**WHAT TO WORK ON:** Give back the whole listing exactly as shown.

───── GIVEN ENTRIES ─────

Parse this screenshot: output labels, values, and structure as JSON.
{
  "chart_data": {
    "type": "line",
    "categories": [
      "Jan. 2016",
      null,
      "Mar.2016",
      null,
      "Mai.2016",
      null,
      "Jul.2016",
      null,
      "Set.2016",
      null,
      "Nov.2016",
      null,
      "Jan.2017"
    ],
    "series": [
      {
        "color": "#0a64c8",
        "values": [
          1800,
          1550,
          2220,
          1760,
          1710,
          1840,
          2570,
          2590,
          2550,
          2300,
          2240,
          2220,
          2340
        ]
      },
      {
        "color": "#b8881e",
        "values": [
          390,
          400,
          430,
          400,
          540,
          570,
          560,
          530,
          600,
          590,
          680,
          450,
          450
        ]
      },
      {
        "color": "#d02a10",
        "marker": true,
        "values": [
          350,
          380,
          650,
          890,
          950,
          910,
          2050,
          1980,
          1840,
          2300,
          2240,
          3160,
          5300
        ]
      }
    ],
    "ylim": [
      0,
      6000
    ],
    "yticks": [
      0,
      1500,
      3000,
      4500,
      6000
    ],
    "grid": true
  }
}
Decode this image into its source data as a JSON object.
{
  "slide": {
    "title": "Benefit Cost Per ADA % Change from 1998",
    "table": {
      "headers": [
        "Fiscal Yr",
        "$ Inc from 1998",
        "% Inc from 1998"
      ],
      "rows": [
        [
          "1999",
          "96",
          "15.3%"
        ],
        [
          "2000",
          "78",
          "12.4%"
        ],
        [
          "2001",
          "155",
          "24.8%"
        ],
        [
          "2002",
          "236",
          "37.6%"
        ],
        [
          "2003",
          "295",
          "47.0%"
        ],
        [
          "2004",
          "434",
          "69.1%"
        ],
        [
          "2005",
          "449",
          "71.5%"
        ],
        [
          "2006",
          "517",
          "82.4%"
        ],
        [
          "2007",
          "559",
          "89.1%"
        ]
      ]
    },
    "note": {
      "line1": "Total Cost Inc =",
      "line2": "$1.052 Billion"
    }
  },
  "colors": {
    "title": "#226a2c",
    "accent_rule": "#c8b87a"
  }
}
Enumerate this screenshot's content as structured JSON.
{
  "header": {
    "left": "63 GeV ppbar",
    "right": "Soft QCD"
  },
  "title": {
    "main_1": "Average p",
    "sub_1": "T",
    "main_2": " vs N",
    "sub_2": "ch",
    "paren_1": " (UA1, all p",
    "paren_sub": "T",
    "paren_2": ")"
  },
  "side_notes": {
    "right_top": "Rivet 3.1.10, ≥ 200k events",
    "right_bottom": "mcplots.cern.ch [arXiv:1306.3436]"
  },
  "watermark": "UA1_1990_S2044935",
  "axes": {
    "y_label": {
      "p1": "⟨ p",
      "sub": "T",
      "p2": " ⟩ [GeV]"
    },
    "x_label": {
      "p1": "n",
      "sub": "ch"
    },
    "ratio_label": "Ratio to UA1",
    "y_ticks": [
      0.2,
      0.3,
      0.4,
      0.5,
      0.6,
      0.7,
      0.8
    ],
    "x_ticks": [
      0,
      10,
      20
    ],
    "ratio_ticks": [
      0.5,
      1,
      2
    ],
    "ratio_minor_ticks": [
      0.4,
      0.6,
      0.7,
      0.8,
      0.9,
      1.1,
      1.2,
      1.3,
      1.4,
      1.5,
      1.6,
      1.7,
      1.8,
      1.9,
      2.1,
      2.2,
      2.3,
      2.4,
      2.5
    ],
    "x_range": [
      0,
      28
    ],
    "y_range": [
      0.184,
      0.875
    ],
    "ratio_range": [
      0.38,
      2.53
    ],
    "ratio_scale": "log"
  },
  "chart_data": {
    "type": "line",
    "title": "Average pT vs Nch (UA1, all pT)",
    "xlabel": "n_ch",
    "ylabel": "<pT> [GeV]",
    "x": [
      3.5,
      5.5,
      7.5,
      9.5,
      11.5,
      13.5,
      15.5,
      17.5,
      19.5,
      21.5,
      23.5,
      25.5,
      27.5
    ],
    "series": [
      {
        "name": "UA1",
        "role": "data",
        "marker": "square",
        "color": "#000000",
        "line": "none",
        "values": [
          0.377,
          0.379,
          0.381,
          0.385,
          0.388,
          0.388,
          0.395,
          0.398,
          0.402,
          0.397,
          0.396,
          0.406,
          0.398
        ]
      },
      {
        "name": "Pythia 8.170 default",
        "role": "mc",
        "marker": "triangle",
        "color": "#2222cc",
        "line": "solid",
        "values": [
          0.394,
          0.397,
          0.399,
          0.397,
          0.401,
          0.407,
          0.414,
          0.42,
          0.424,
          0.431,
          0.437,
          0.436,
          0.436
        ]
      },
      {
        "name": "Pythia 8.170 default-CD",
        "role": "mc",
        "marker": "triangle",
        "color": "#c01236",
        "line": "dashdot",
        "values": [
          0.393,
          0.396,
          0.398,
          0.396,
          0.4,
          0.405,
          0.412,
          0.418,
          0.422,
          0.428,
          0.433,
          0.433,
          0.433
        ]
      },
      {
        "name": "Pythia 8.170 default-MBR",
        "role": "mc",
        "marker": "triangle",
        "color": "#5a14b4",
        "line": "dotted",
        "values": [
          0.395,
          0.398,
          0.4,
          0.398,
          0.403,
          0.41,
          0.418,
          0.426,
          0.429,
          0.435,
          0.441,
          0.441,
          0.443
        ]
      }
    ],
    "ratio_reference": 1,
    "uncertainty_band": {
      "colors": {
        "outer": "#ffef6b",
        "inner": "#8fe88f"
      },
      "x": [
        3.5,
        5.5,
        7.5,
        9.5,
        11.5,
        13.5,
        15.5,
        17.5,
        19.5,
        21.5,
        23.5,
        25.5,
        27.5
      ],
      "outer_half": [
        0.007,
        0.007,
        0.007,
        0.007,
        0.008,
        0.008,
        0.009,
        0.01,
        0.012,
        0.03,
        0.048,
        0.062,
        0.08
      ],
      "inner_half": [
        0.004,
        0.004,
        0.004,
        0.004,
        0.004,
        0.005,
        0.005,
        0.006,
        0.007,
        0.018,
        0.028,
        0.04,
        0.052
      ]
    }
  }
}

─────

**WRITTEN RESPONSE:**
Parse this screenshot: output labels, values, and structure as JSON.
{
  "chart_data": {
    "type": "line",
    "categories": [
      "Jan. 2016",
      null,
      "Mar.2016",
      null,
      "Mai.2016",
      null,
      "Jul.2016",
      null,
      "Set.2016",
      null,
      "Nov.2016",
      null,
      "Jan.2017"
    ],
    "series": [
      {
        "color": "#0a64c8",
        "values": [
          1800,
          1550,
          2220,
          1760,
          1710,
          1840,
          2570,
          2590,
          2550,
          2300,
          2240,
          2220,
          2340
        ]
      },
      {
        "color": "#b8881e",
        "values": [
          390,
          400,
          430,
          400,
          540,
          570,
          560,
          530,
          600,
          590,
          680,
          450,
          450
        ]
      },
      {
        "color": "#d02a10",
        "marker": true,
        "values": [
          350,
          380,
          650,
          890,
          950,
          910,
          2050,
          1980,
          1840,
          2300,
          2240,
          3160,
          5300
        ]
      }
    ],
    "ylim": [
      0,
      6000
    ],
    "yticks": [
      0,
      1500,
      3000,
      4500,
      6000
    ],
    "grid": true
  }
}
Decode this image into its source data as a JSON object.
{
  "slide": {
    "title": "Benefit Cost Per ADA % Change from 1998",
    "table": {
      "headers": [
        "Fiscal Yr",
        "$ Inc from 1998",
        "% Inc from 1998"
      ],
      "rows": [
        [
          "1999",
          "96",
          "15.3%"
        ],
        [
          "2000",
          "78",
          "12.4%"
        ],
        [
          "2001",
          "155",
          "24.8%"
        ],
        [
          "2002",
          "236",
          "37.6%"
        ],
        [
          "2003",
          "295",
          "47.0%"
        ],
        [
          "2004",
          "434",
          "69.1%"
        ],
        [
          "2005",
          "449",
          "71.5%"
        ],
        [
          "2006",
          "517",
          "82.4%"
        ],
        [
          "2007",
          "559",
          "89.1%"
        ]
      ]
    },
    "note": {
      "line1": "Total Cost Inc =",
      "line2": "$1.052 Billion"
    }
  },
  "colors": {
    "title": "#226a2c",
    "accent_rule": "#c8b87a"
  }
}
Enumerate this screenshot's content as structured JSON.
{
  "header": {
    "left": "63 GeV ppbar",
    "right": "Soft QCD"
  },
  "title": {
    "main_1": "Average p",
    "sub_1": "T",
    "main_2": " vs N",
    "sub_2": "ch",
    "paren_1": " (UA1, all p",
    "paren_sub": "T",
    "paren_2": ")"
  },
  "side_notes": {
    "right_top": "Rivet 3.1.10, ≥ 200k events",
    "right_bottom": "mcplots.cern.ch [arXiv:1306.3436]"
  },
  "watermark": "UA1_1990_S2044935",
  "axes": {
    "y_label": {
      "p1": "⟨ p",
      "sub": "T",
      "p2": " ⟩ [GeV]"
    },
    "x_label": {
      "p1": "n",
      "sub": "ch"
    },
    "ratio_label": "Ratio to UA1",
    "y_ticks": [
      0.2,
      0.3,
      0.4,
      0.5,
      0.6,
      0.7,
      0.8
    ],
    "x_ticks": [
      0,
      10,
      20
    ],
    "ratio_ticks": [
      0.5,
      1,
      2
    ],
    "ratio_minor_ticks": [
      0.4,
      0.6,
      0.7,
      0.8,
      0.9,
      1.1,
      1.2,
      1.3,
      1.4,
      1.5,
      1.6,
      1.7,
      1.8,
      1.9,
      2.1,
      2.2,
      2.3,
      2.4,
      2.5
    ],
    "x_range": [
      0,
      28
    ],
    "y_range": [
      0.184,
      0.875
    ],
    "ratio_range": [
      0.38,
      2.53
    ],
    "ratio_scale": "log"
  },
  "chart_data": {
    "type": "line",
    "title": "Average pT vs Nch (UA1, all pT)",
    "xlabel": "n_ch",
    "ylabel": "<pT> [GeV]",
    "x": [
      3.5,
      5.5,
      7.5,
      9.5,
      11.5,
      13.5,
      15.5,
      17.5,
      19.5,
      21.5,
      23.5,
      25.5,
      27.5
    ],
    "series": [
      {
        "name": "UA1",
        "role": "data",
        "marker": "square",
        "color": "#000000",
        "line": "none",
        "values": [
          0.377,
          0.379,
          0.381,
          0.385,
          0.388,
          0.388,
          0.395,
          0.398,
          0.402,
          0.397,
          0.396,
          0.406,
          0.398
        ]
      },
      {
        "name": "Pythia 8.170 default",
        "role": "mc",
        "marker": "triangle",
        "color": "#2222cc",
        "line": "solid",
        "values": [
          0.394,
          0.397,
          0.399,
          0.397,
          0.401,
          0.407,
          0.414,
          0.42,
          0.424,
          0.431,
          0.437,
          0.436,
          0.436
        ]
      },
      {
        "name": "Pythia 8.170 default-CD",
        "role": "mc",
        "marker": "triangle",
        "color": "#c01236",
        "line": "dashdot",
        "values": [
          0.393,
          0.396,
          0.398,
          0.396,
          0.4,
          0.405,
          0.412,
          0.418,
          0.422,
          0.428,
          0.433,
          0.433,
          0.433
        ]
      },
      {
        "name": "Pythia 8.170 default-MBR",
        "role": "mc",
        "marker": "triangle",
        "color": "#5a14b4",
        "line": "dotted",
        "values": [
          0.395,
          0.398,
          0.4,
          0.398,
          0.403,
          0.41,
          0.418,
          0.426,
          0.429,
          0.435,
          0.441,
          0.441,
          0.443
        ]
      }
    ],
    "ratio_reference": 1,
    "uncertainty_band": {
      "colors": {
        "outer": "#ffef6b",
        "inner": "#8fe88f"
      },
      "x": [
        3.5,
        5.5,
        7.5,
        9.5,
        11.5,
        13.5,
        15.5,
        17.5,
        19.5,
        21.5,
        23.5,
        25.5,
        27.5
      ],
      "outer_half": [
        0.007,
        0.007,
        0.007,
        0.007,
        0.008,
        0.008,
        0.009,
        0.01,
        0.012,
        0.03,
        0.048,
        0.062,
        0.08
      ],
      "inner_half": [
        0.004,
        0.004,
        0.004,
        0.004,
        0.004,
        0.005,
        0.005,
        0.006,
        0.007,
        0.018,
        0.028,
        0.04,
        0.052
      ]
    }
  }
}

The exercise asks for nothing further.